------ ENTRIES ------
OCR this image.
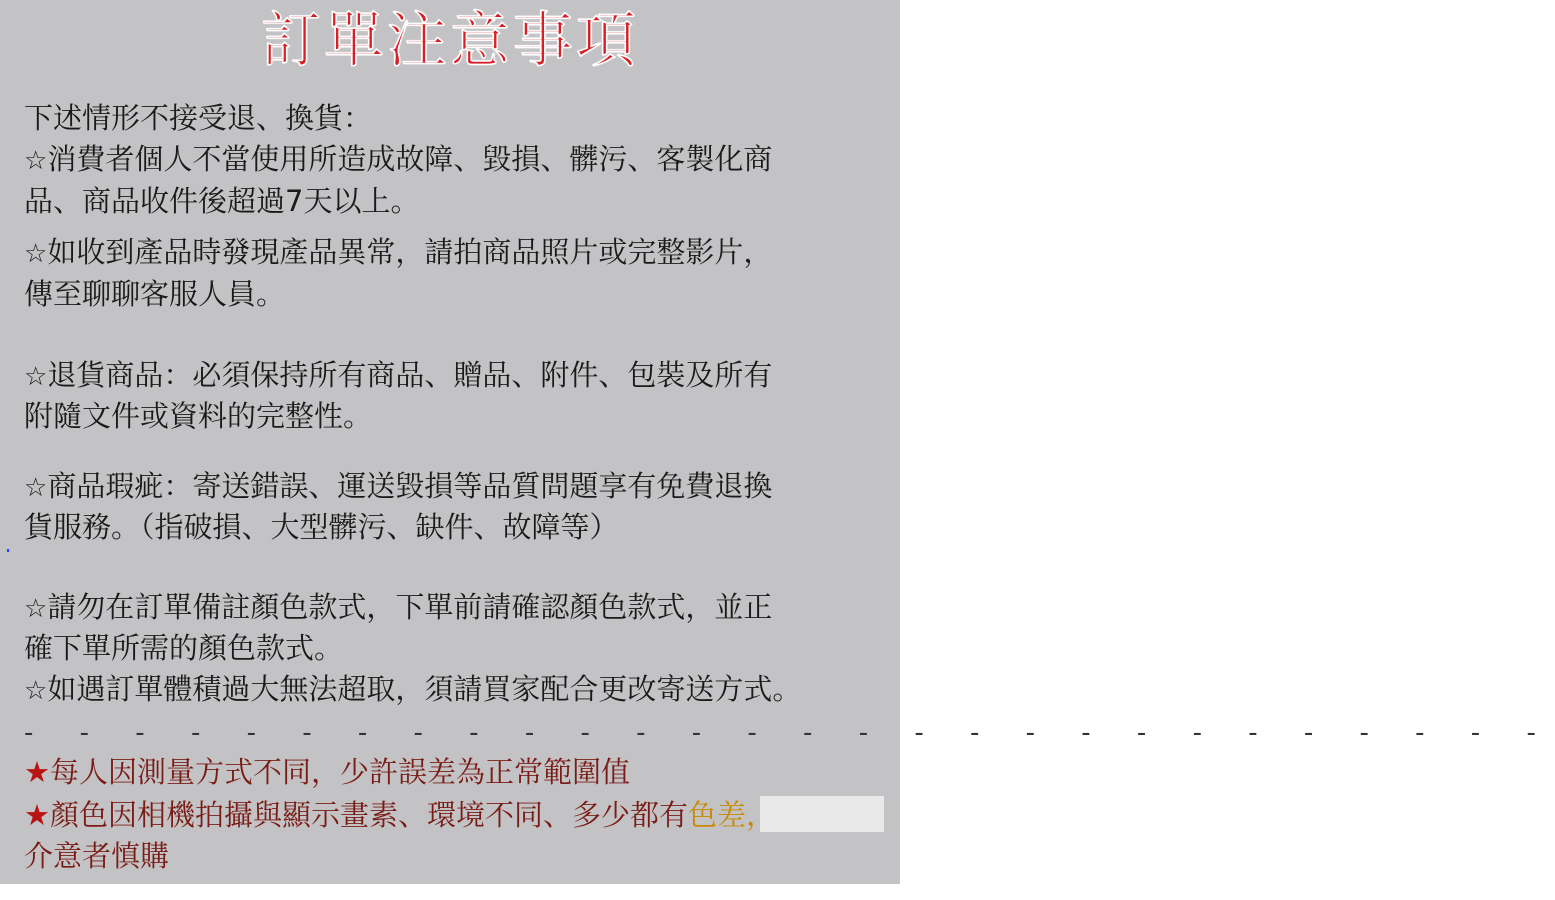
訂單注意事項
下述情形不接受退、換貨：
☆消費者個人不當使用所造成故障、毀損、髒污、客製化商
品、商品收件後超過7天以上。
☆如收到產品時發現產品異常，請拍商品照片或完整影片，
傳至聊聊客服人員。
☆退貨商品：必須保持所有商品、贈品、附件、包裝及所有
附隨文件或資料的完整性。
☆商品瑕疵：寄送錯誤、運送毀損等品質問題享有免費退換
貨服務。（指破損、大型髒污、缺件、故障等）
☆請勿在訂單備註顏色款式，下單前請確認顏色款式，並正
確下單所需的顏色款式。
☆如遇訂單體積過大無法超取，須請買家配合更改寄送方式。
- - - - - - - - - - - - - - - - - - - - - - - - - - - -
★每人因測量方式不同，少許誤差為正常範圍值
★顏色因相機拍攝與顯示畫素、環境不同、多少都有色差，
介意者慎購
------
• DIRECTIVE: Leave out the pictures and give the rest of the records again exactly.

• RESPONSE TO THIS TASK:
OCR this image.
訂單注意事項
下述情形不接受退、換貨：
☆消費者個人不當使用所造成故障、毀損、髒污、客製化商
品、商品收件後超過7天以上。
☆如收到產品時發現產品異常，請拍商品照片或完整影片，
傳至聊聊客服人員。
☆退貨商品：必須保持所有商品、贈品、附件、包裝及所有
附隨文件或資料的完整性。
☆商品瑕疵：寄送錯誤、運送毀損等品質問題享有免費退換
貨服務。（指破損、大型髒污、缺件、故障等）
☆請勿在訂單備註顏色款式，下單前請確認顏色款式，並正
確下單所需的顏色款式。
☆如遇訂單體積過大無法超取，須請買家配合更改寄送方式。
- - - - - - - - - - - - - - - - - - - - - - - - - - - -
★每人因測量方式不同，少許誤差為正常範圍值
★顏色因相機拍攝與顯示畫素、環境不同、多少都有色差，
介意者慎購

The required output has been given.